Problem to work on » Search the material for the word "data" and copy each line that holds it.

Available records »
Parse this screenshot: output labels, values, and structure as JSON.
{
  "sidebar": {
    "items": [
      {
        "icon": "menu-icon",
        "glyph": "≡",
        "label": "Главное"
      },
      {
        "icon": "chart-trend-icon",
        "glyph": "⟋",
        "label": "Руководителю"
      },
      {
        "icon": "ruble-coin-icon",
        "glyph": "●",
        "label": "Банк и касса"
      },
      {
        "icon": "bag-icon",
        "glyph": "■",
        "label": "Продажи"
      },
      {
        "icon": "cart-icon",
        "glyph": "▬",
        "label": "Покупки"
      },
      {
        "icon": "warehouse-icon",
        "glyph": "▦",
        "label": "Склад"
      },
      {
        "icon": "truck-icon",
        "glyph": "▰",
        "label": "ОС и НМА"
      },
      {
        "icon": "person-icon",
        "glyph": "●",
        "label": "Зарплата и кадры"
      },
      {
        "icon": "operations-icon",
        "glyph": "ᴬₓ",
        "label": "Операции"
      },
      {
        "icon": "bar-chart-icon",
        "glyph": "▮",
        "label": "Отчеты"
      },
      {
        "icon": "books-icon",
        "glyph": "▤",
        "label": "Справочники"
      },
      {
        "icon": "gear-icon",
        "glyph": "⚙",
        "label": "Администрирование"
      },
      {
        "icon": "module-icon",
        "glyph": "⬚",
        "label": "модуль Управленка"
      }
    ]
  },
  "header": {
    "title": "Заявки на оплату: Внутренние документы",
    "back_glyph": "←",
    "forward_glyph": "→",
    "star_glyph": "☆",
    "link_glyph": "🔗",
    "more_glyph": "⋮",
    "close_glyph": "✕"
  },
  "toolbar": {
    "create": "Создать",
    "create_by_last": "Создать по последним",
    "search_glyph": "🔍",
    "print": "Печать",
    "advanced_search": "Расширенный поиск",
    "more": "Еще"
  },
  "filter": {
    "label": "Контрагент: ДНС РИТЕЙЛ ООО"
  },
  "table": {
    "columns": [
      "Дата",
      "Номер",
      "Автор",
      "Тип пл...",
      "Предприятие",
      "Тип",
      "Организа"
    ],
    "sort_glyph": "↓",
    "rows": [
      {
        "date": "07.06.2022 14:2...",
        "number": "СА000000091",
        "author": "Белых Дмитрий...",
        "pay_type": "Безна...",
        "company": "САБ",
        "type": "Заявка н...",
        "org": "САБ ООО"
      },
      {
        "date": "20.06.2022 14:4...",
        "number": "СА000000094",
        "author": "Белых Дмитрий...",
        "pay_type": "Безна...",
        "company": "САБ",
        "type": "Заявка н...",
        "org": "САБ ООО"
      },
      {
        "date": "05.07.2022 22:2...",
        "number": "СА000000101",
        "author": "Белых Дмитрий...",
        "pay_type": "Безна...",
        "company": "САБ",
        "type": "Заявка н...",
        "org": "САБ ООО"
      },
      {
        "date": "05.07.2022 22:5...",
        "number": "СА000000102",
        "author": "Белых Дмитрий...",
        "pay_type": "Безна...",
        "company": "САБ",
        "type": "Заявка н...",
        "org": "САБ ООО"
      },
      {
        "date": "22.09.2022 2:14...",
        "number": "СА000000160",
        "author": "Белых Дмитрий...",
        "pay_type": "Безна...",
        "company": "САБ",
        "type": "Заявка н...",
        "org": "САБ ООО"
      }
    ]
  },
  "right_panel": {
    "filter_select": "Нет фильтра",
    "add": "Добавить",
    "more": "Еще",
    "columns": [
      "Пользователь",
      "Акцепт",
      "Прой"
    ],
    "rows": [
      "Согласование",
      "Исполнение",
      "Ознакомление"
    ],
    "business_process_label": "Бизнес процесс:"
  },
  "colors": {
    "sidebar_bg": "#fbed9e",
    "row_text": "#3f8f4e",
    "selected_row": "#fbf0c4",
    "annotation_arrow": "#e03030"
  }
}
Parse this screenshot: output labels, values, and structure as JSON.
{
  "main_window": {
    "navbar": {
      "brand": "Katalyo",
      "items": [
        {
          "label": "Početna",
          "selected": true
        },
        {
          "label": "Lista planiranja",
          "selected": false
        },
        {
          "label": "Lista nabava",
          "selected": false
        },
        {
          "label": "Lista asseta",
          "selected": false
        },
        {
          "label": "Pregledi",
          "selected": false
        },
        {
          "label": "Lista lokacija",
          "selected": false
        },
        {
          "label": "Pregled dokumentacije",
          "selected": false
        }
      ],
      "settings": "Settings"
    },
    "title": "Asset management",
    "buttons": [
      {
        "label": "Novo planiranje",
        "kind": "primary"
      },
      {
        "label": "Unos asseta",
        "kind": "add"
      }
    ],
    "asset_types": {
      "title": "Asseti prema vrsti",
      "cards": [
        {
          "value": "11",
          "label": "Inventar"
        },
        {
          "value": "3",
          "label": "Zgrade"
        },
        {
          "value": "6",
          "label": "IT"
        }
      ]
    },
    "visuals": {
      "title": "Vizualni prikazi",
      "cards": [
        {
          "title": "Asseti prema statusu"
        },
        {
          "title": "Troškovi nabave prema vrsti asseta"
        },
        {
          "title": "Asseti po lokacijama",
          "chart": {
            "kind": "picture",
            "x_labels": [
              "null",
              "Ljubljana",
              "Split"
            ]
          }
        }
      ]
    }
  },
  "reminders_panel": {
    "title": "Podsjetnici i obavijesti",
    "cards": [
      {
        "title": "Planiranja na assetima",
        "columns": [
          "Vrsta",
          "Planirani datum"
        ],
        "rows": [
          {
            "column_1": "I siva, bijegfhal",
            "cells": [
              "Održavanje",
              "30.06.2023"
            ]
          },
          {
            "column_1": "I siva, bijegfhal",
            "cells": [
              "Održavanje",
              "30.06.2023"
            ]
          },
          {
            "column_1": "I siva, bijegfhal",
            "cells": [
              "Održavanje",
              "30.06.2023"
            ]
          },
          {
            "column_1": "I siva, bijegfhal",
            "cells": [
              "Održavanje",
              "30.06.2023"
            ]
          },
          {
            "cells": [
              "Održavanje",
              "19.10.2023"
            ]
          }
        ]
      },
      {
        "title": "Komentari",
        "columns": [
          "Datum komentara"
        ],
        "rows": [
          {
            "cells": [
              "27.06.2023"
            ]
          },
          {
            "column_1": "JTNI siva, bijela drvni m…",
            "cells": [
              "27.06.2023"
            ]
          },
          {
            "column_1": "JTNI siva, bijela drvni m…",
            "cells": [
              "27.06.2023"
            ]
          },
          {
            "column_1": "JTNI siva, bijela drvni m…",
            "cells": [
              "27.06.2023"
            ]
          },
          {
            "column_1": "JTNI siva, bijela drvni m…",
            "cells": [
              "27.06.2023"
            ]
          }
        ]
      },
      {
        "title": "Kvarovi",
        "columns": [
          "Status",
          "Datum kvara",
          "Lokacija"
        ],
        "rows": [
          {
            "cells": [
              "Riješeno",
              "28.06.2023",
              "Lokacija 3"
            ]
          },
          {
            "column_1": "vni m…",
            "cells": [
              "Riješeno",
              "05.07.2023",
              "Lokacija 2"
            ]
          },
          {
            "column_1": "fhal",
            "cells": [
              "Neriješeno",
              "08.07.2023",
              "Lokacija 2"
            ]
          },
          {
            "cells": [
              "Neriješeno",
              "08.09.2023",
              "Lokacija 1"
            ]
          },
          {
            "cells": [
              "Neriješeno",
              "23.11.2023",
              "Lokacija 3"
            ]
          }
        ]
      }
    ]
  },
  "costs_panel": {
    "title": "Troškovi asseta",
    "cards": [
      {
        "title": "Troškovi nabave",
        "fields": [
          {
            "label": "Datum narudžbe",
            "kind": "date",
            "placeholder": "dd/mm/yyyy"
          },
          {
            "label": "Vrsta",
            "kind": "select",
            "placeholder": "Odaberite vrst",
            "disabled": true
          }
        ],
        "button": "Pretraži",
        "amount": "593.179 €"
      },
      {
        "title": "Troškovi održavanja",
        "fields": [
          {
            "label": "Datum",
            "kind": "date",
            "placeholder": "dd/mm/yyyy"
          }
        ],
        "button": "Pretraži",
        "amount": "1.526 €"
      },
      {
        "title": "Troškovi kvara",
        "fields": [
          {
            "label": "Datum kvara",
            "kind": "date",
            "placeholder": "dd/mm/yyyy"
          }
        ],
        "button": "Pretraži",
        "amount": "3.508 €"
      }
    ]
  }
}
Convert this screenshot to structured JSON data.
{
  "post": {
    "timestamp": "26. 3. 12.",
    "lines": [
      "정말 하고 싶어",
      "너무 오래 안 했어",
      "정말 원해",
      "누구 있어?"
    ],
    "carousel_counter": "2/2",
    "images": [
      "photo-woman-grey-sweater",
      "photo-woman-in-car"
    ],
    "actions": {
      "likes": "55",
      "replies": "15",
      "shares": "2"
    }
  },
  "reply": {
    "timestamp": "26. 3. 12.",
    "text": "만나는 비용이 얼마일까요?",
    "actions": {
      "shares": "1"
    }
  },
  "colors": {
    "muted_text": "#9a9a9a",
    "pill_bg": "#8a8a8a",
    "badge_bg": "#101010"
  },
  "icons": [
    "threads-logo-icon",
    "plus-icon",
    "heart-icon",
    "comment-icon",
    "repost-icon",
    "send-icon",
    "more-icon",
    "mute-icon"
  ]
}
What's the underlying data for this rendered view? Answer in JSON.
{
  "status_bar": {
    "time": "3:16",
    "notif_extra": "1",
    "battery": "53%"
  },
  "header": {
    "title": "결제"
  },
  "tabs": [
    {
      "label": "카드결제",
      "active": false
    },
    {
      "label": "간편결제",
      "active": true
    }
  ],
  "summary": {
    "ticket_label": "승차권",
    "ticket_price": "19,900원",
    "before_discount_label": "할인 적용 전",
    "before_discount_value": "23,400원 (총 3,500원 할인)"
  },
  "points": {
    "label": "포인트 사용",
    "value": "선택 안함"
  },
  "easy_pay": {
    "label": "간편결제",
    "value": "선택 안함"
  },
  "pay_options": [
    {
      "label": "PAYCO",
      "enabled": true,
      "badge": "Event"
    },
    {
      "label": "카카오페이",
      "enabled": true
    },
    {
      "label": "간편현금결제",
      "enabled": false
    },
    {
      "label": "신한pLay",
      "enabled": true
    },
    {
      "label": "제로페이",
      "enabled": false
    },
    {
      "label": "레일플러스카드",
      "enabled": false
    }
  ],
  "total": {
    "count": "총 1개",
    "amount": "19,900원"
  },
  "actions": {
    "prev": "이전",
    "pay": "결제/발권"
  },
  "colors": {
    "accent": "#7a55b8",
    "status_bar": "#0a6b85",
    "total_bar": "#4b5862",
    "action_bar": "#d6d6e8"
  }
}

Finished answer »
Convert this screenshot to structured JSON data.
What's the underlying data for this rendered view? Answer in JSON.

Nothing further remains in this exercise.